● **Exercise description**: Collect each line in the listing below that contains the string "strip", and copy every such line in full.

● **Extracted material**:
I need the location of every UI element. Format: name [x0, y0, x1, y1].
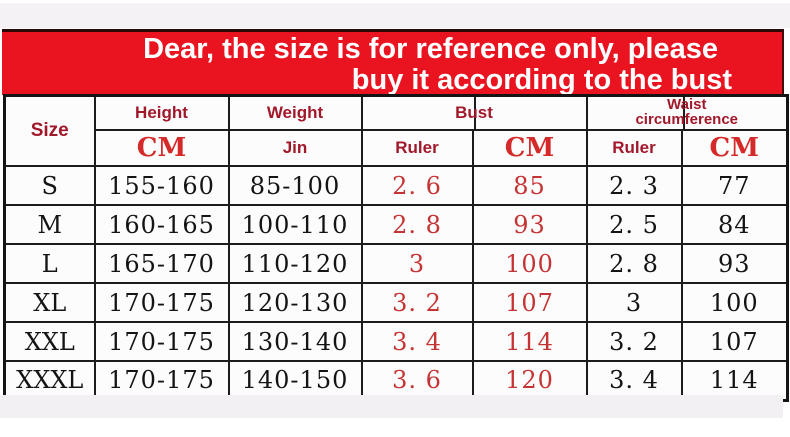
- header-weight-unit: Jin: [227, 129, 363, 167]
- header-waist-label: Waist circumference: [635, 96, 739, 128]
- waist-cm-value: 84: [680, 204, 789, 245]
- weight-value: 110-120: [227, 243, 363, 284]
- header-bust-cm: CM: [471, 129, 588, 167]
- bust-ruler-value: 2. 6: [360, 165, 474, 206]
- waist-cm-value: 100: [680, 282, 789, 323]
- bust-cm-value: 107: [471, 282, 588, 323]
- bust-ruler-value: 3: [360, 243, 474, 284]
- waist-cm-value: 77: [680, 165, 789, 206]
- bust-cm-value: 85: [471, 165, 588, 206]
- waist-ruler-value: 3. 2: [585, 321, 683, 362]
- top-strip: [0, 3, 790, 28]
- bust-ruler-value: 3. 6: [360, 360, 474, 401]
- header-waist: Waist circumference: [585, 94, 789, 131]
- bust-ruler-value: 2. 8: [360, 204, 474, 245]
- size-value: L: [3, 243, 96, 284]
- height-value: 155-160: [93, 165, 230, 206]
- table-row-xxxl: XXXL 170-175 140-150 3. 6 120 3. 4 114: [3, 360, 789, 401]
- header-waist-ruler: Ruler: [585, 129, 683, 167]
- bottom-strip: [0, 395, 783, 418]
- waist-ruler-value: 2. 5: [585, 204, 683, 245]
- table-row-xl: XL 170-175 120-130 3. 2 107 3 100: [3, 282, 789, 323]
- waist-ruler-value: 3: [585, 282, 683, 323]
- header-bust-ruler: Ruler: [360, 129, 474, 167]
- height-value: 170-175: [93, 282, 230, 323]
- waist-ruler-value: 2. 3: [585, 165, 683, 206]
- size-value: XL: [3, 282, 96, 323]
- table-row-m: M 160-165 100-110 2. 8 93 2. 5 84: [3, 204, 789, 245]
- table-row-s: S 155-160 85-100 2. 6 85 2. 3 77: [3, 165, 789, 206]
- header-bust-label: Bust: [455, 103, 493, 122]
- size-value: S: [3, 165, 96, 206]
- size-chart-table: Size Height Weight Bust Waist circumfere…: [3, 94, 789, 402]
- notice-banner: Dear, the size is for reference only, pl…: [2, 29, 784, 96]
- waist-ruler-value: 2. 8: [585, 243, 683, 284]
- header-row-groups: Size Height Weight Bust Waist circumfere…: [3, 94, 789, 167]
- header-waist-cm: CM: [680, 129, 789, 167]
- size-value: M: [3, 204, 96, 245]
- bust-cm-value: 114: [471, 321, 588, 362]
- grid-line: [473, 97, 476, 129]
- bust-cm-value: 93: [471, 204, 588, 245]
- height-value: 160-165: [93, 204, 230, 245]
- weight-value: 100-110: [227, 204, 363, 245]
- size-value: XXL: [3, 321, 96, 362]
- bust-cm-value: 100: [471, 243, 588, 284]
- bust-ruler-value: 3. 4: [360, 321, 474, 362]
- height-value: 165-170: [93, 243, 230, 284]
- header-weight: Weight: [227, 94, 363, 131]
- table-row-xxl: XXL 170-175 130-140 3. 4 114 3. 2 107: [3, 321, 789, 362]
- height-value: 170-175: [93, 321, 230, 362]
- weight-value: 140-150: [227, 360, 363, 401]
- header-size: Size: [3, 94, 96, 167]
- size-value: XXXL: [3, 360, 96, 401]
- waist-ruler-value: 3. 4: [585, 360, 683, 401]
- waist-cm-value: 107: [680, 321, 789, 362]
- header-bust: Bust: [360, 94, 588, 131]
- weight-value: 120-130: [227, 282, 363, 323]
- weight-value: 85-100: [227, 165, 363, 206]
- waist-cm-value: 93: [680, 243, 789, 284]
- bust-cm-value: 120: [471, 360, 588, 401]
- waist-cm-value: 114: [680, 360, 789, 401]
- weight-value: 130-140: [227, 321, 363, 362]
- header-height: Height: [93, 94, 230, 131]
- banner-line2: buy it according to the bust: [351, 64, 732, 96]
- header-row-units: CM Jin Ruler CM Ruler CM: [5, 129, 789, 167]
- bust-ruler-value: 3. 2: [360, 282, 474, 323]
- height-value: 170-175: [93, 360, 230, 401]
- header-height-unit: CM: [93, 129, 230, 167]
- banner-line1: Dear, the size is for reference only, pl…: [143, 33, 718, 65]
- grid-line: [682, 97, 685, 129]
- table-row-l: L 165-170 110-120 3 100 2. 8 93: [3, 243, 789, 284]
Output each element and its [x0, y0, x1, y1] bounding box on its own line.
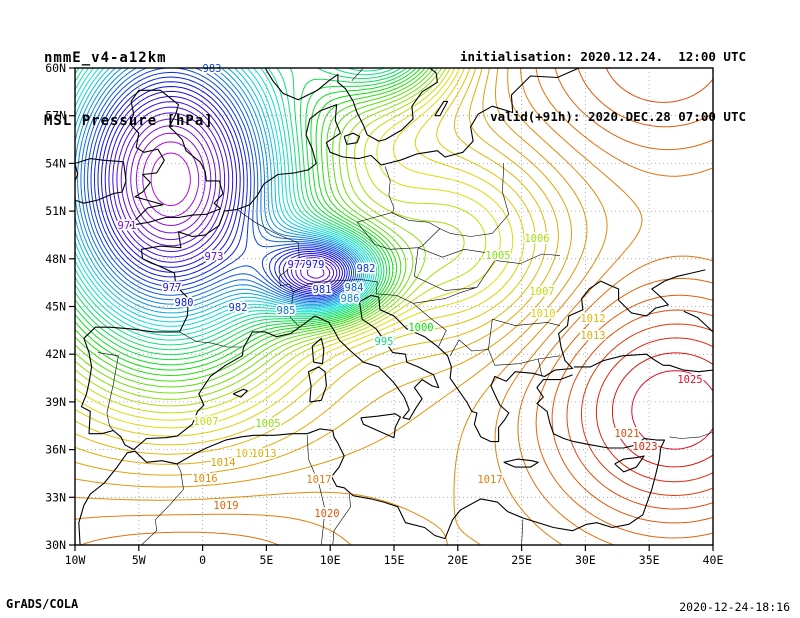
grads-credit: GrADS/COLA	[6, 597, 79, 611]
contour-label: 1025	[677, 374, 702, 386]
contour-label: 1017	[306, 474, 331, 486]
contour-label: 1005	[485, 250, 510, 262]
lon-tick-label: 10W	[65, 553, 86, 567]
contour-label: 1023	[632, 441, 657, 453]
lat-tick-label: 33N	[45, 490, 66, 504]
contour-label: 983	[203, 63, 222, 75]
lon-tick-label: 40E	[703, 553, 724, 567]
contour-label: 979	[306, 259, 325, 271]
contour-label: 1021	[614, 428, 639, 440]
contour-label: 986	[341, 293, 360, 305]
contour-label: 973	[205, 251, 224, 263]
contour-label: 1012	[235, 448, 260, 460]
lat-tick-label: 36N	[45, 443, 66, 457]
lat-tick-label: 54N	[45, 156, 66, 170]
contour-label: 981	[313, 284, 332, 296]
contour-label: 1000	[408, 322, 433, 334]
contour-label: 1014	[210, 457, 235, 469]
valid-time-label: valid(+91h): 2020.DEC.28 07:00 UTC	[490, 109, 746, 124]
contour-label: 1020	[314, 508, 339, 520]
lon-tick-label: 30E	[575, 553, 596, 567]
contour-label: 1010	[530, 308, 555, 320]
contour-label: 971	[118, 220, 137, 232]
lat-tick-label: 45N	[45, 300, 66, 314]
contour-label: 982	[229, 302, 248, 314]
contour-label: 1013	[580, 330, 605, 342]
creation-timestamp: 2020-12-24-18:16	[679, 600, 790, 614]
contour-label: 995	[375, 336, 394, 348]
lon-tick-label: 0	[199, 553, 206, 567]
lat-tick-label: 42N	[45, 347, 66, 361]
contour-label: 1016	[192, 473, 217, 485]
contour-label: 1013	[251, 448, 276, 460]
country-borders	[97, 68, 713, 545]
lat-tick-label: 57N	[45, 109, 66, 123]
lat-tick-label: 30N	[45, 538, 66, 552]
lon-tick-label: 5E	[259, 553, 273, 567]
contour-label: 1007	[193, 416, 218, 428]
lon-tick-label: 35E	[639, 553, 660, 567]
contour-label: 977	[288, 259, 307, 271]
plot-header-right: initialisation: 2020.12.24. 12:00 UTC va…	[460, 7, 746, 167]
contour-label: 1005	[255, 418, 280, 430]
contour-label: 1012	[580, 313, 605, 325]
coastlines	[75, 68, 713, 545]
field-name: MSL Pressure [hPa]	[44, 113, 214, 129]
init-time-label: initialisation: 2020.12.24. 12:00 UTC	[460, 49, 746, 64]
lon-tick-label: 5W	[132, 553, 146, 567]
contour-label: 1017	[477, 474, 502, 486]
plot-header-left: nmmE_v4-a12km MSL Pressure [hPa]	[44, 6, 214, 174]
lat-tick-label: 60N	[45, 61, 66, 75]
lat-tick-label: 48N	[45, 252, 66, 266]
lon-tick-label: 25E	[511, 553, 532, 567]
lon-tick-label: 20E	[447, 553, 468, 567]
lon-tick-label: 15E	[384, 553, 405, 567]
contour-label: 984	[345, 282, 364, 294]
axis-ticks	[69, 67, 714, 551]
model-name: nmmE_v4-a12km	[44, 50, 167, 66]
contour-label: 980	[175, 297, 194, 309]
lon-tick-label: 10E	[320, 553, 341, 567]
contour-label: 1019	[213, 500, 238, 512]
contour-label: 977	[163, 282, 182, 294]
contour-label: 982	[357, 263, 376, 275]
axis-labels: 10W 5W 0 5E 10E 15E 20E 25E 30E 35E 40E 30N 33N 36N 39…	[45, 61, 723, 567]
lat-tick-label: 51N	[45, 204, 66, 218]
contour-label: 1007	[529, 286, 554, 298]
lat-tick-label: 39N	[45, 395, 66, 409]
contour-label: 1006	[524, 233, 549, 245]
contour-label: 985	[277, 305, 296, 317]
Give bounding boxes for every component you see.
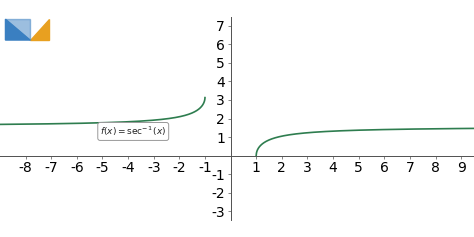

● **Solution for this exercise**:
- top-strip: [0, 3, 790, 28]
- bottom-strip: [0, 395, 783, 418]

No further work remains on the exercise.